What is being asked
Please print the data below line for line, without changing any characters, and leave out the pictures.

# Given data start

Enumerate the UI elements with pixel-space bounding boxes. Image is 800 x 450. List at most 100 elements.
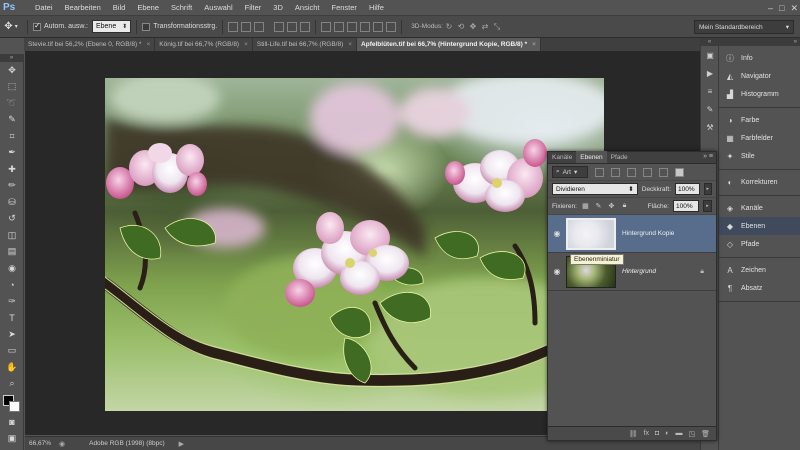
lasso-tool-icon[interactable]: ➰: [0, 95, 24, 112]
filter-toggle-icon[interactable]: [675, 167, 684, 177]
shape-tool-icon[interactable]: ▭: [0, 343, 24, 360]
distribute-top-icon[interactable]: [321, 21, 332, 32]
distribute-hcenter-icon[interactable]: [373, 21, 384, 32]
tool-preset-picker[interactable]: ✥ ▾: [0, 19, 22, 35]
transform-controls-checkbox[interactable]: Transformationsstrg.: [142, 22, 217, 31]
filter-smart-object-icon[interactable]: [659, 167, 668, 177]
status-menu-arrow-icon[interactable]: ▶: [179, 440, 184, 448]
3d-pan-icon[interactable]: ✥: [467, 22, 479, 32]
new-layer-icon[interactable]: ◳: [688, 430, 695, 438]
menu-filter[interactable]: Filter: [239, 0, 268, 16]
dock-item-zeichen[interactable]: A Zeichen: [719, 261, 800, 279]
layer-filter-kind[interactable]: ⌕ Art ▾: [552, 166, 588, 178]
quick-mask-icon[interactable]: ◙: [0, 414, 24, 431]
properties-icon[interactable]: ≡: [701, 82, 719, 100]
3d-slide-icon[interactable]: ⇄: [479, 22, 491, 32]
healing-brush-tool-icon[interactable]: ✚: [0, 161, 24, 178]
menu-bild[interactable]: Bild: [107, 0, 132, 16]
fill-slider-toggle-icon[interactable]: ▸: [703, 200, 712, 212]
new-group-icon[interactable]: ▬: [675, 430, 682, 437]
dock-item-stile[interactable]: ✦ Stile: [719, 147, 800, 165]
layer-row[interactable]: ◉ Hintergrund Kopie: [548, 215, 716, 253]
maximize-button[interactable]: □: [779, 3, 784, 13]
align-hcenter-icon[interactable]: [287, 21, 298, 32]
screen-mode-icon[interactable]: ▣: [0, 431, 24, 448]
align-right-icon[interactable]: [300, 21, 311, 32]
minimize-button[interactable]: –: [768, 3, 773, 13]
dock-item-farbfelder[interactable]: ▦ Farbfelder: [719, 129, 800, 147]
dodge-tool-icon[interactable]: ◔: [0, 277, 24, 294]
move-tool-icon[interactable]: ✥: [0, 62, 24, 79]
auto-select-checkbox[interactable]: Autom. ausw.:: [33, 21, 88, 31]
lock-all-icon[interactable]: 🔒︎: [620, 202, 629, 211]
opacity-slider-toggle-icon[interactable]: ▸: [703, 183, 713, 195]
align-top-icon[interactable]: [228, 21, 239, 32]
dock-item-histogramm[interactable]: ▟ Histogramm: [719, 85, 800, 103]
expand-strip-icon[interactable]: «: [701, 38, 718, 46]
document-tab[interactable]: Still-Life.tif bei 66,7% (RGB/8) ×: [252, 38, 358, 51]
menu-auswahl[interactable]: Auswahl: [198, 0, 238, 16]
type-tool-icon[interactable]: T: [0, 310, 24, 327]
tab-kanäle[interactable]: Kanäle: [548, 151, 576, 163]
path-select-tool-icon[interactable]: ➤: [0, 326, 24, 343]
zoom-level[interactable]: 66,67%: [25, 440, 55, 447]
menu-ansicht[interactable]: Ansicht: [289, 0, 326, 16]
distribute-bottom-icon[interactable]: [347, 21, 358, 32]
close-tab-icon[interactable]: ×: [532, 41, 536, 48]
align-bottom-icon[interactable]: [254, 21, 265, 32]
add-mask-icon[interactable]: ◘: [655, 430, 659, 437]
dock-item-ebenen[interactable]: ◆ Ebenen: [719, 217, 800, 235]
pen-tool-icon[interactable]: ✑: [0, 293, 24, 310]
filter-pixel-icon[interactable]: [595, 167, 604, 177]
document-tab[interactable]: König.tif bei 66,7% (RGB/8) ×: [155, 38, 253, 51]
menu-bearbeiten[interactable]: Bearbeiten: [59, 0, 107, 16]
document-tab[interactable]: Apfelblüten.tif bei 66,7% (Hintergrund K…: [357, 38, 541, 51]
clone-stamp-tool-icon[interactable]: ⛁: [0, 194, 24, 211]
layer-name[interactable]: Hintergrund Kopie: [622, 230, 674, 237]
close-button[interactable]: ✕: [790, 3, 798, 14]
lock-pixels-icon[interactable]: ✎: [594, 202, 603, 211]
filter-shape-icon[interactable]: [643, 167, 652, 177]
layer-style-icon[interactable]: fx: [644, 430, 649, 437]
crop-tool-icon[interactable]: ⌗: [0, 128, 24, 145]
collapse-dock-icon[interactable]: »: [719, 38, 800, 46]
close-tab-icon[interactable]: ×: [146, 41, 150, 48]
blur-tool-icon[interactable]: ◉: [0, 260, 24, 277]
dock-item-absatz[interactable]: ¶ Absatz: [719, 279, 800, 297]
history-icon[interactable]: ▣: [701, 46, 719, 64]
menu-3d[interactable]: 3D: [267, 0, 289, 16]
tab-pfade[interactable]: Pfade: [607, 151, 632, 163]
filter-type-icon[interactable]: [627, 167, 636, 177]
menu-hilfe[interactable]: Hilfe: [363, 0, 390, 16]
menu-schrift[interactable]: Schrift: [165, 0, 198, 16]
auto-select-target-dropdown[interactable]: Ebene ⬍: [91, 20, 132, 33]
hand-tool-icon[interactable]: ✋: [0, 359, 24, 376]
3d-roll-icon[interactable]: ⟲: [455, 22, 467, 32]
lock-position-icon[interactable]: ✥: [607, 202, 616, 211]
brush-presets-icon[interactable]: ✎: [701, 100, 719, 118]
layer-name[interactable]: Hintergrund: [622, 268, 656, 275]
delete-layer-icon[interactable]: 🗑︎: [701, 430, 710, 438]
distribute-right-icon[interactable]: [386, 21, 397, 32]
link-layers-icon[interactable]: ⛓: [629, 430, 638, 438]
visibility-eye-icon[interactable]: ◉: [548, 229, 566, 238]
tool-presets-icon[interactable]: ⚒: [701, 118, 719, 136]
marquee-tool-icon[interactable]: ⬚: [0, 79, 24, 96]
dock-item-pfade[interactable]: ◇ Pfade: [719, 235, 800, 253]
align-left-icon[interactable]: [274, 21, 285, 32]
visibility-eye-icon[interactable]: ◉: [548, 267, 566, 276]
dock-item-info[interactable]: ⓘ Info: [719, 49, 800, 67]
eraser-tool-icon[interactable]: ◫: [0, 227, 24, 244]
color-swatches[interactable]: [0, 392, 24, 414]
zoom-tool-icon[interactable]: ⌕: [0, 376, 24, 393]
panel-menu-icon[interactable]: » ≡: [703, 153, 713, 160]
document-tab[interactable]: Stevie.tif bei 56,2% (Ebene 0, RGB/8) * ×: [24, 38, 156, 51]
opacity-input[interactable]: 100%: [675, 183, 700, 195]
layer-thumbnail[interactable]: [566, 217, 616, 250]
document-image[interactable]: [105, 78, 604, 411]
menu-datei[interactable]: Datei: [29, 0, 59, 16]
workspace-switcher[interactable]: Mein Standardbereich ▾: [694, 20, 794, 34]
distribute-vcenter-icon[interactable]: [334, 21, 345, 32]
3d-rotate-icon[interactable]: ↻: [443, 22, 455, 32]
eyedropper-tool-icon[interactable]: ✒: [0, 145, 24, 162]
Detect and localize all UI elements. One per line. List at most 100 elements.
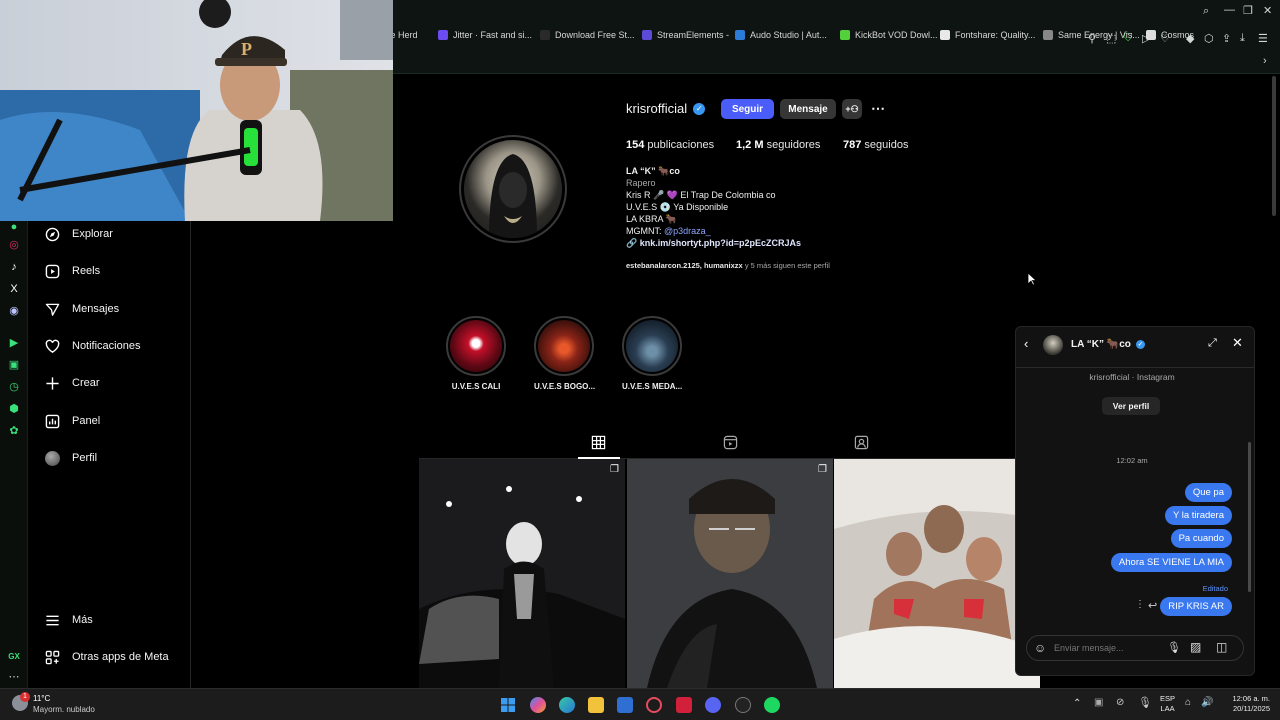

# Given data end

Problem solution
Enumerate the UI elements with pixel-space bounding boxes. Image is 800 x 450. List at most 100 elements.
lasso-tool-icon[interactable]: ➰: [0, 95, 24, 112]
filter-toggle-icon[interactable]: [675, 167, 684, 177]
shape-tool-icon[interactable]: ▭: [0, 343, 24, 360]
distribute-top-icon[interactable]: [321, 21, 332, 32]
distribute-hcenter-icon[interactable]: [373, 21, 384, 32]
tool-preset-picker[interactable]: ✥ ▾: [0, 19, 22, 35]
transform-controls-checkbox[interactable]: Transformationsstrg.: [142, 22, 217, 31]
filter-smart-object-icon[interactable]: [659, 167, 668, 177]
status-menu-arrow-icon[interactable]: ▶: [179, 440, 184, 448]
3d-pan-icon[interactable]: ✥: [467, 22, 479, 32]
new-layer-icon[interactable]: ◳: [688, 430, 695, 438]
menu-filter[interactable]: Filter: [239, 0, 268, 16]
dock-item-zeichen[interactable]: A Zeichen: [719, 261, 800, 279]
layer-filter-kind[interactable]: ⌕ Art ▾: [552, 166, 588, 178]
quick-mask-icon[interactable]: ◙: [0, 414, 24, 431]
properties-icon[interactable]: ≡: [701, 82, 719, 100]
3d-slide-icon[interactable]: ⇄: [479, 22, 491, 32]
healing-brush-tool-icon[interactable]: ✚: [0, 161, 24, 178]
menu-bild[interactable]: Bild: [107, 0, 132, 16]
fill-slider-toggle-icon[interactable]: ▸: [703, 200, 712, 212]
new-group-icon[interactable]: ▬: [675, 430, 682, 437]
dock-item-stile[interactable]: ✦ Stile: [719, 147, 800, 165]
layer-row[interactable]: ◉ Hintergrund Kopie: [548, 215, 716, 253]
maximize-button[interactable]: □: [779, 3, 784, 13]
align-hcenter-icon[interactable]: [287, 21, 298, 32]
screen-mode-icon[interactable]: ▣: [0, 431, 24, 448]
align-right-icon[interactable]: [300, 21, 311, 32]
minimize-button[interactable]: –: [768, 3, 773, 13]
dock-item-farbfelder[interactable]: ▦ Farbfelder: [719, 129, 800, 147]
dodge-tool-icon[interactable]: ◔: [0, 277, 24, 294]
move-tool-icon[interactable]: ✥: [0, 62, 24, 79]
auto-select-checkbox[interactable]: Autom. ausw.:: [33, 21, 88, 31]
lock-all-icon[interactable]: 🔒︎: [620, 202, 629, 211]
opacity-slider-toggle-icon[interactable]: ▸: [703, 183, 713, 195]
align-top-icon[interactable]: [228, 21, 239, 32]
dock-item-histogramm[interactable]: ▟ Histogramm: [719, 85, 800, 103]
expand-strip-icon[interactable]: «: [701, 38, 718, 46]
document-tab[interactable]: Still-Life.tif bei 66,7% (RGB/8) ×: [252, 38, 358, 51]
menu-auswahl[interactable]: Auswahl: [198, 0, 238, 16]
type-tool-icon[interactable]: T: [0, 310, 24, 327]
tab-kanäle[interactable]: Kanäle: [548, 151, 576, 163]
path-select-tool-icon[interactable]: ➤: [0, 326, 24, 343]
zoom-level[interactable]: 66,67%: [25, 440, 55, 447]
menu-ansicht[interactable]: Ansicht: [289, 0, 326, 16]
distribute-bottom-icon[interactable]: [347, 21, 358, 32]
close-tab-icon[interactable]: ×: [532, 41, 536, 48]
align-bottom-icon[interactable]: [254, 21, 265, 32]
add-mask-icon[interactable]: ◘: [655, 430, 659, 437]
dock-item-ebenen[interactable]: ◆ Ebenen: [719, 217, 800, 235]
pen-tool-icon[interactable]: ✑: [0, 293, 24, 310]
filter-pixel-icon[interactable]: [595, 167, 604, 177]
document-tab[interactable]: König.tif bei 66,7% (RGB/8) ×: [155, 38, 253, 51]
menu-bearbeiten[interactable]: Bearbeiten: [59, 0, 107, 16]
document-tab[interactable]: Apfelblüten.tif bei 66,7% (Hintergrund K…: [357, 38, 541, 51]
clone-stamp-tool-icon[interactable]: ⛁: [0, 194, 24, 211]
layer-name[interactable]: Hintergrund Kopie: [622, 230, 674, 237]
close-button[interactable]: ✕: [790, 3, 798, 14]
lock-pixels-icon[interactable]: ✎: [594, 202, 603, 211]
filter-shape-icon[interactable]: [643, 167, 652, 177]
layer-style-icon[interactable]: fx: [644, 430, 649, 437]
crop-tool-icon[interactable]: ⌗: [0, 128, 24, 145]
collapse-dock-icon[interactable]: »: [719, 38, 800, 46]
close-tab-icon[interactable]: ×: [146, 41, 150, 48]
blur-tool-icon[interactable]: ◉: [0, 260, 24, 277]
dock-item-absatz[interactable]: ¶ Absatz: [719, 279, 800, 297]
history-icon[interactable]: ▣: [701, 46, 719, 64]
menu-3d[interactable]: 3D: [267, 0, 289, 16]
tab-pfade[interactable]: Pfade: [607, 151, 632, 163]
filter-type-icon[interactable]: [627, 167, 636, 177]
menu-hilfe[interactable]: Hilfe: [363, 0, 390, 16]
menu-schrift[interactable]: Schrift: [165, 0, 198, 16]
auto-select-target-dropdown[interactable]: Ebene ⬍: [91, 20, 132, 33]
hand-tool-icon[interactable]: ✋: [0, 359, 24, 376]
3d-roll-icon[interactable]: ⟲: [455, 22, 467, 32]
lock-position-icon[interactable]: ✥: [607, 202, 616, 211]
brush-presets-icon[interactable]: ✎: [701, 100, 719, 118]
layer-name[interactable]: Hintergrund: [622, 268, 656, 275]
delete-layer-icon[interactable]: 🗑︎: [701, 430, 710, 438]
distribute-right-icon[interactable]: [386, 21, 397, 32]
link-layers-icon[interactable]: ⛓: [629, 430, 638, 438]
visibility-eye-icon[interactable]: ◉: [548, 229, 566, 238]
tool-presets-icon[interactable]: ⚒: [701, 118, 719, 136]
marquee-tool-icon[interactable]: ⬚: [0, 79, 24, 96]
dock-item-pfade[interactable]: ◇ Pfade: [719, 235, 800, 253]
align-left-icon[interactable]: [274, 21, 285, 32]
visibility-eye-icon[interactable]: ◉: [548, 267, 566, 276]
dock-item-info[interactable]: ⓘ Info: [719, 49, 800, 67]
eraser-tool-icon[interactable]: ◫: [0, 227, 24, 244]
color-swatches[interactable]: [0, 392, 24, 414]
zoom-tool-icon[interactable]: ⌕: [0, 376, 24, 393]
panel-menu-icon[interactable]: » ≡: [703, 153, 713, 160]
document-tab[interactable]: Stevie.tif bei 56,2% (Ebene 0, RGB/8) * ×: [24, 38, 156, 51]
opacity-input[interactable]: 100%: [675, 183, 700, 195]
layer-thumbnail[interactable]: [566, 217, 616, 250]
document-image[interactable]: [105, 78, 604, 411]
menu-datei[interactable]: Datei: [29, 0, 59, 16]
workspace-switcher[interactable]: Mein Standardbereich ▾: [694, 20, 794, 34]
distribute-vcenter-icon[interactable]: [334, 21, 345, 32]
3d-rotate-icon[interactable]: ↻: [443, 22, 455, 32]
eyedropper-tool-icon[interactable]: ✒: [0, 145, 24, 162]
Detect and localize all UI elements. One per line. List at most 100 elements.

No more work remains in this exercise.